Task requirements: Go through the material line by line and copy each one with the word "Verein".

== Input material ==

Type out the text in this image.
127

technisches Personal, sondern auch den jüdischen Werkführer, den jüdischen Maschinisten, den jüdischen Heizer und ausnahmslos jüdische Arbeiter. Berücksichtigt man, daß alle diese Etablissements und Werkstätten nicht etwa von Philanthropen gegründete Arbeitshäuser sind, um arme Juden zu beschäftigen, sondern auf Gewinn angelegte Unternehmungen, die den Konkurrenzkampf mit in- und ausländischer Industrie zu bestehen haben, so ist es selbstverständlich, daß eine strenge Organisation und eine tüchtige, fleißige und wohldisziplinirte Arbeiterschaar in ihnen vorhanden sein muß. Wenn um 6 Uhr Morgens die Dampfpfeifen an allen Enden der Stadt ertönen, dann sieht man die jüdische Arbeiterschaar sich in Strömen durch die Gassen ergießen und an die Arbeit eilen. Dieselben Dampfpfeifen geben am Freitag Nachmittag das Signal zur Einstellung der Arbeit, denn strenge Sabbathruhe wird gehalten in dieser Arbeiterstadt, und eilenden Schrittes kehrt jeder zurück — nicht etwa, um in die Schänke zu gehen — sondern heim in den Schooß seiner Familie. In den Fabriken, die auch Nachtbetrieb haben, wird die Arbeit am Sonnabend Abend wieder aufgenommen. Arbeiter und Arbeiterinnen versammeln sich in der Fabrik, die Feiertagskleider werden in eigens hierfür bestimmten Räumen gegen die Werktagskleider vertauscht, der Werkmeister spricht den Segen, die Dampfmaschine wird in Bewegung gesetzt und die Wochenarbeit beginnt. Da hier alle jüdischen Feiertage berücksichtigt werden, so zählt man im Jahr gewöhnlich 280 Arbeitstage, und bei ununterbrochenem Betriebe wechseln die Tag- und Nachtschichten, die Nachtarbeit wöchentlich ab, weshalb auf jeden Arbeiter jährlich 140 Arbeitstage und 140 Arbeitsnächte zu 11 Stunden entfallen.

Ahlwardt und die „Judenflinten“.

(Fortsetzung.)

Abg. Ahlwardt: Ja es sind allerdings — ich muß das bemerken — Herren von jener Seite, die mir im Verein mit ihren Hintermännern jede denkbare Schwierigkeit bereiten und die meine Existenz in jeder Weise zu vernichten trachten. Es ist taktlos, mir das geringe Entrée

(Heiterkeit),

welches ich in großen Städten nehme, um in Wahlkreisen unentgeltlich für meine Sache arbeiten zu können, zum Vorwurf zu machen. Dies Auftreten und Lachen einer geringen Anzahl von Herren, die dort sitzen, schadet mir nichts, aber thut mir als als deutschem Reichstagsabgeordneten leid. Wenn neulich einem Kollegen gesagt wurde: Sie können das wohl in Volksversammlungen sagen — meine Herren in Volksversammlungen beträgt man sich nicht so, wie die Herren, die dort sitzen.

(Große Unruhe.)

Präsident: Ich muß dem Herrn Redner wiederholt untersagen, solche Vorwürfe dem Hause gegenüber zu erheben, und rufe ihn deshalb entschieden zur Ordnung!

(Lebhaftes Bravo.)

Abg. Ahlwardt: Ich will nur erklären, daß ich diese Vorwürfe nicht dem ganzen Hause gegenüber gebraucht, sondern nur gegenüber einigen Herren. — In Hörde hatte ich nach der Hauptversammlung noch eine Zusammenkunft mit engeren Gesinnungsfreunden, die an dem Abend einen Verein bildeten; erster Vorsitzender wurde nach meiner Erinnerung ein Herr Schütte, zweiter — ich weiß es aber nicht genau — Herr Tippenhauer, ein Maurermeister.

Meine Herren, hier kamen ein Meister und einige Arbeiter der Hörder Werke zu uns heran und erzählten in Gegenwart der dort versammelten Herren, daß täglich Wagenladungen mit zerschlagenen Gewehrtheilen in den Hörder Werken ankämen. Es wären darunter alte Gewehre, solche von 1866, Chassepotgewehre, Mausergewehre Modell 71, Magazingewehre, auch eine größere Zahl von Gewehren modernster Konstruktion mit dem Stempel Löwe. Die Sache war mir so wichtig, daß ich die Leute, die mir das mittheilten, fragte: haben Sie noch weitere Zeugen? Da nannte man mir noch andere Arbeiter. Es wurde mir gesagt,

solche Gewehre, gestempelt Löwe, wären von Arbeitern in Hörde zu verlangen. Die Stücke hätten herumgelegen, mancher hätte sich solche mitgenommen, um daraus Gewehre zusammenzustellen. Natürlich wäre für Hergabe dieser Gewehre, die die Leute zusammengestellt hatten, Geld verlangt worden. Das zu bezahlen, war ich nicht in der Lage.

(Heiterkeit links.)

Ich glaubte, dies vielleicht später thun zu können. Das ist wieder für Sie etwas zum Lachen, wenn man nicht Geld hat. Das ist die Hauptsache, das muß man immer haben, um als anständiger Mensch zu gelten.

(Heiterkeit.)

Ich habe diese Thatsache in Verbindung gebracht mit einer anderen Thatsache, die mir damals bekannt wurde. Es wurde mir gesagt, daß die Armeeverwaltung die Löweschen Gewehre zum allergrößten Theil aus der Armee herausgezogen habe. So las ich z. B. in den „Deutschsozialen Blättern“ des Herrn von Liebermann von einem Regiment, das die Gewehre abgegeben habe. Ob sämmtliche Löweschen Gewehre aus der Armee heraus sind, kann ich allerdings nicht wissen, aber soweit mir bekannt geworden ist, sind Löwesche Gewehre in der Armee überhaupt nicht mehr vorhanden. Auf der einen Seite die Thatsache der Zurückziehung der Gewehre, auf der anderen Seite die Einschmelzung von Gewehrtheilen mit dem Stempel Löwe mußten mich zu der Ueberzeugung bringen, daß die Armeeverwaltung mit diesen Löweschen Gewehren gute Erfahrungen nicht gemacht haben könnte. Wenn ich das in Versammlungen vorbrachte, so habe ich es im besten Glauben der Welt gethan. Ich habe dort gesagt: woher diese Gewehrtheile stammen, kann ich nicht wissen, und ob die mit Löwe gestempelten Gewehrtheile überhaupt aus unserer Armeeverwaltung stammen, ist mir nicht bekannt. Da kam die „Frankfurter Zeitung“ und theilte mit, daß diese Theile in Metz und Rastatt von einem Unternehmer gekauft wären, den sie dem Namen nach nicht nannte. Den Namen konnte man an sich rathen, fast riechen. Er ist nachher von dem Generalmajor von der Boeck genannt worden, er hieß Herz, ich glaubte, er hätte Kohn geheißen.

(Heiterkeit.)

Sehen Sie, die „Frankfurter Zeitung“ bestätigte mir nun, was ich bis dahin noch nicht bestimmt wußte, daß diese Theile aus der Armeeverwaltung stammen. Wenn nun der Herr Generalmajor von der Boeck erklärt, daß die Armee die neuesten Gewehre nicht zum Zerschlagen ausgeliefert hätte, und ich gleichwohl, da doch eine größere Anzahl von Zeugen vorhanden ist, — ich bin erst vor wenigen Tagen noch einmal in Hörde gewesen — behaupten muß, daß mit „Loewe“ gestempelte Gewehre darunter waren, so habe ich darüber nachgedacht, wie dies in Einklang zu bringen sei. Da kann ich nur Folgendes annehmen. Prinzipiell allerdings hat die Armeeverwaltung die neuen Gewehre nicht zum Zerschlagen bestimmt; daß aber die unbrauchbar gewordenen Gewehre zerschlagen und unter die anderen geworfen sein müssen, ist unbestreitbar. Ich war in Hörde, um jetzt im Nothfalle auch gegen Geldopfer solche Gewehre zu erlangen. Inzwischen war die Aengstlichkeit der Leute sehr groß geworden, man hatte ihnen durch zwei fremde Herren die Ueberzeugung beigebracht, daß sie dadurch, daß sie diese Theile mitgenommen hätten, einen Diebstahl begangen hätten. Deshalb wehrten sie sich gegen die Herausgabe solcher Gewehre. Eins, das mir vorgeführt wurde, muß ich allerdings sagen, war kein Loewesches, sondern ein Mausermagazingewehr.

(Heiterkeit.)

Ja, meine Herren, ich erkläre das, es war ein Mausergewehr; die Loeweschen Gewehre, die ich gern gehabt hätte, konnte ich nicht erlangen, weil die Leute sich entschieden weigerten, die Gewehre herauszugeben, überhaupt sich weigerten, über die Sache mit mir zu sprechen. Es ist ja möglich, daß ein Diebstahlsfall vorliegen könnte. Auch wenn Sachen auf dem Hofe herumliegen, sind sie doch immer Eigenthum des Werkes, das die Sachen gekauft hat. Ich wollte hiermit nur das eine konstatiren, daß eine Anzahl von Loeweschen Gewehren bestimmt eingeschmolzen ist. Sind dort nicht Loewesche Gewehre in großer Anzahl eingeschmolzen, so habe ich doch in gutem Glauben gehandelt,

===
== Input material ==

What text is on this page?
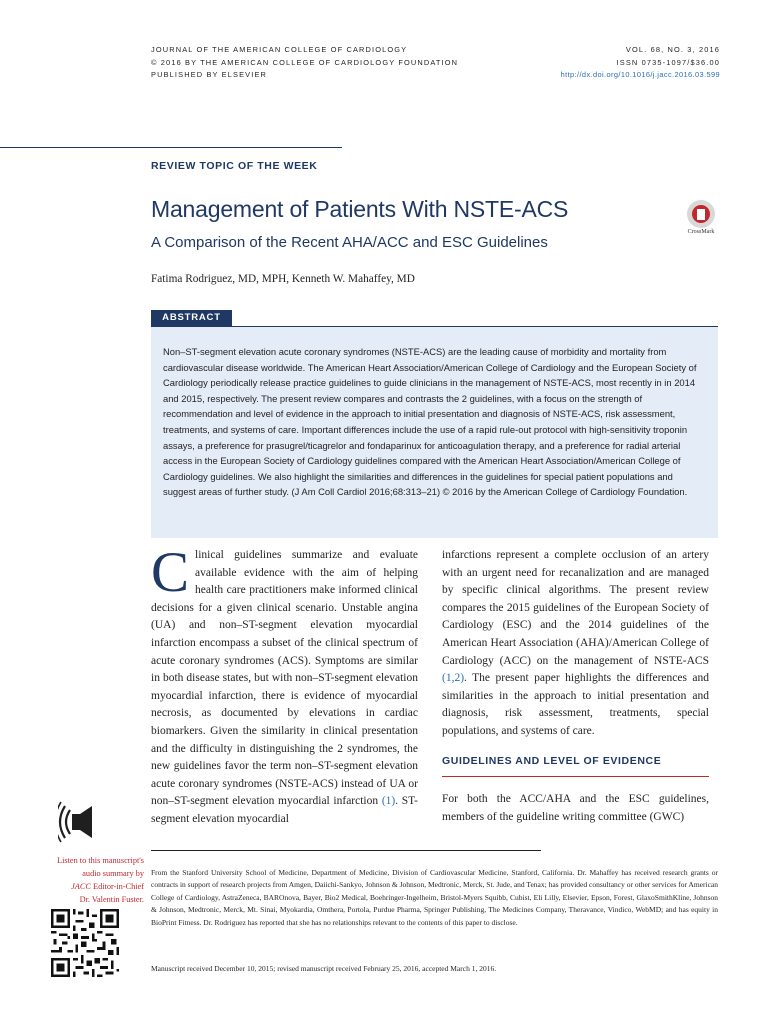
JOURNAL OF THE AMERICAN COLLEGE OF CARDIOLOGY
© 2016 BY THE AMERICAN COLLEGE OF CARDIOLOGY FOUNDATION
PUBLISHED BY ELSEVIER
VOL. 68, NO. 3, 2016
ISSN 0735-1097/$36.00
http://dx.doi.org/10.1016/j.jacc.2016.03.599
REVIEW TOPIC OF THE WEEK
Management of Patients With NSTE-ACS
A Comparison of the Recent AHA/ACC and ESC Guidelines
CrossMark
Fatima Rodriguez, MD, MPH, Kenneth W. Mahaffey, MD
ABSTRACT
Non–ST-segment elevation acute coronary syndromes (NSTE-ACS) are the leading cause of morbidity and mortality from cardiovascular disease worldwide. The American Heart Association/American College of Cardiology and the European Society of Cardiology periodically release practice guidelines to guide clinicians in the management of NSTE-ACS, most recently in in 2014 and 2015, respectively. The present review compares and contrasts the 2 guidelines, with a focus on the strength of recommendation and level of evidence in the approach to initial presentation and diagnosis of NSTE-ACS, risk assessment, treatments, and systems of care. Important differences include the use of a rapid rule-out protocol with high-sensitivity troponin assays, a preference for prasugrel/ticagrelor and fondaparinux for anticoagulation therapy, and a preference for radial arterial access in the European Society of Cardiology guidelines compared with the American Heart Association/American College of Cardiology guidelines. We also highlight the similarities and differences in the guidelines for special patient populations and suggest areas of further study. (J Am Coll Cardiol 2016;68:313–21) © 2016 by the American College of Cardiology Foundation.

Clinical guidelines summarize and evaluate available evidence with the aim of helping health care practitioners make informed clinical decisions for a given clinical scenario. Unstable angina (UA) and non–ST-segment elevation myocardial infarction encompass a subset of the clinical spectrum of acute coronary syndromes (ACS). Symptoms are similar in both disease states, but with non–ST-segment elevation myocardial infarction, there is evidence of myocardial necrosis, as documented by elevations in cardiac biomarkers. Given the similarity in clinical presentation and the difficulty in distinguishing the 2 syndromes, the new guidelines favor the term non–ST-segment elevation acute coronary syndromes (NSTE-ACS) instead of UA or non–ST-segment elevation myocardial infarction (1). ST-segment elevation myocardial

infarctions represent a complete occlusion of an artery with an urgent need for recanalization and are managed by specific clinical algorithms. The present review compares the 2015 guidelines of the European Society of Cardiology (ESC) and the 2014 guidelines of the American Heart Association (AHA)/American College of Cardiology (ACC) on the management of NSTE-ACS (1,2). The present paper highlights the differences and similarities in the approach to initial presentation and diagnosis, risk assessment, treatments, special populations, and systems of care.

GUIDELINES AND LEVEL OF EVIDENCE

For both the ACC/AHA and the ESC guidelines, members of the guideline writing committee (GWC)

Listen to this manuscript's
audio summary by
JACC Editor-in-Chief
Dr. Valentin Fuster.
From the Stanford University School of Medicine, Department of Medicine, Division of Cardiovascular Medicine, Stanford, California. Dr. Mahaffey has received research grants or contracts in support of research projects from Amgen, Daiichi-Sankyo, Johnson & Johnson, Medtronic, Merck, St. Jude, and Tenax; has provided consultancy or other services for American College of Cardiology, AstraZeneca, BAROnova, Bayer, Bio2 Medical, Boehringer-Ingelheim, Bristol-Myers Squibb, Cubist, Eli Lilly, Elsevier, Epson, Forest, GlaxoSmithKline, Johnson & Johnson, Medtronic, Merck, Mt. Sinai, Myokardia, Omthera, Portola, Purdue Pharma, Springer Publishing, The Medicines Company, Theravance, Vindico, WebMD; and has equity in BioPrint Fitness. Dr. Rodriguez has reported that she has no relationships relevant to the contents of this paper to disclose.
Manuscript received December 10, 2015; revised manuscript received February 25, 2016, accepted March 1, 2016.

===

Task result:
Abg. Ahlwardt: Ja es sind allerdings — ich muß das bemerken — Herren von jener Seite, die mir im Verein mit ihren Hintermännern jede denkbare Schwierigkeit bereiten und die meine Existenz in jeder Weise zu vernichten trachten. Es ist taktlos, mir das geringe Entrée
Abg. Ahlwardt: Ich will nur erklären, daß ich diese Vorwürfe nicht dem ganzen Hause gegenüber gebraucht, sondern nur gegenüber einigen Herren. — In Hörde hatte ich nach der Hauptversammlung noch eine Zusammenkunft mit engeren Gesinnungsfreunden, die an dem Abend einen Verein bildeten; erster Vorsitzender wurde nach meiner Erinnerung ein Herr Schütte, zweiter — ich weiß es aber nicht genau — Herr Tippenhauer, ein Maurermeister.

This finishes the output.